** TASK GOAL **
Reproduce the listing below verbatim.
▼▼▼
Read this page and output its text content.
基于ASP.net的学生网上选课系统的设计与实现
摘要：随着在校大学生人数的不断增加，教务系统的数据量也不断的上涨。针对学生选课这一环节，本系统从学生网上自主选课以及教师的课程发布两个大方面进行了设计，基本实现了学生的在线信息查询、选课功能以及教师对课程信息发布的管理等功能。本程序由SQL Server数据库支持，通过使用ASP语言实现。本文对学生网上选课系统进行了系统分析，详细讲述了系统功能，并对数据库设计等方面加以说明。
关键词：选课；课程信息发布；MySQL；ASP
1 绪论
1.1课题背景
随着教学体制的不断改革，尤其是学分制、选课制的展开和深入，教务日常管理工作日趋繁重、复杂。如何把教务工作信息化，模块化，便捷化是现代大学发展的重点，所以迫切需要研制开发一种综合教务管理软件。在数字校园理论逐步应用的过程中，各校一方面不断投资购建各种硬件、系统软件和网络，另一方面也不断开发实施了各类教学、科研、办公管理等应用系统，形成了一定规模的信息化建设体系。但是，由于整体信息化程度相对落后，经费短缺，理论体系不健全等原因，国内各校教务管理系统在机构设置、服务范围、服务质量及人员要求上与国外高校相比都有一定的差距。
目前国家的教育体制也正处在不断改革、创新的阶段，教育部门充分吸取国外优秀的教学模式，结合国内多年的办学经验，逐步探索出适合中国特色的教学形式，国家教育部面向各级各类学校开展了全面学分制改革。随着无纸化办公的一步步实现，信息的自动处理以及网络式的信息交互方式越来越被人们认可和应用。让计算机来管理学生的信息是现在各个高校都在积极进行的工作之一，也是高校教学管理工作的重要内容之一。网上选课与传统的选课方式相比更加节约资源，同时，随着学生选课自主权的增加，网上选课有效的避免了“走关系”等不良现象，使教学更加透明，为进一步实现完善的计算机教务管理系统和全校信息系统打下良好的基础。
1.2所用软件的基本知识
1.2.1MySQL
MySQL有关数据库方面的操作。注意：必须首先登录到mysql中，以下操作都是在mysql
▲▲▲
** PROBLEM SOLUTION **
Read this page and output its text content.
基于ASP.net的学生网上选课系统的设计与实现
摘要：随着在校大学生人数的不断增加，教务系统的数据量也不断的上涨。针对学生选课这一环节，本系统从学生网上自主选课以及教师的课程发布两个大方面进行了设计，基本实现了学生的在线信息查询、选课功能以及教师对课程信息发布的管理等功能。本程序由SQL Server数据库支持，通过使用ASP语言实现。本文对学生网上选课系统进行了系统分析，详细讲述了系统功能，并对数据库设计等方面加以说明。
关键词：选课；课程信息发布；MySQL；ASP
1 绪论
1.1课题背景
随着教学体制的不断改革，尤其是学分制、选课制的展开和深入，教务日常管理工作日趋繁重、复杂。如何把教务工作信息化，模块化，便捷化是现代大学发展的重点，所以迫切需要研制开发一种综合教务管理软件。在数字校园理论逐步应用的过程中，各校一方面不断投资购建各种硬件、系统软件和网络，另一方面也不断开发实施了各类教学、科研、办公管理等应用系统，形成了一定规模的信息化建设体系。但是，由于整体信息化程度相对落后，经费短缺，理论体系不健全等原因，国内各校教务管理系统在机构设置、服务范围、服务质量及人员要求上与国外高校相比都有一定的差距。
目前国家的教育体制也正处在不断改革、创新的阶段，教育部门充分吸取国外优秀的教学模式，结合国内多年的办学经验，逐步探索出适合中国特色的教学形式，国家教育部面向各级各类学校开展了全面学分制改革。随着无纸化办公的一步步实现，信息的自动处理以及网络式的信息交互方式越来越被人们认可和应用。让计算机来管理学生的信息是现在各个高校都在积极进行的工作之一，也是高校教学管理工作的重要内容之一。网上选课与传统的选课方式相比更加节约资源，同时，随着学生选课自主权的增加，网上选课有效的避免了“走关系”等不良现象，使教学更加透明，为进一步实现完善的计算机教务管理系统和全校信息系统打下良好的基础。
1.2所用软件的基本知识
1.2.1MySQL
MySQL有关数据库方面的操作。注意：必须首先登录到mysql中，以下操作都是在mysql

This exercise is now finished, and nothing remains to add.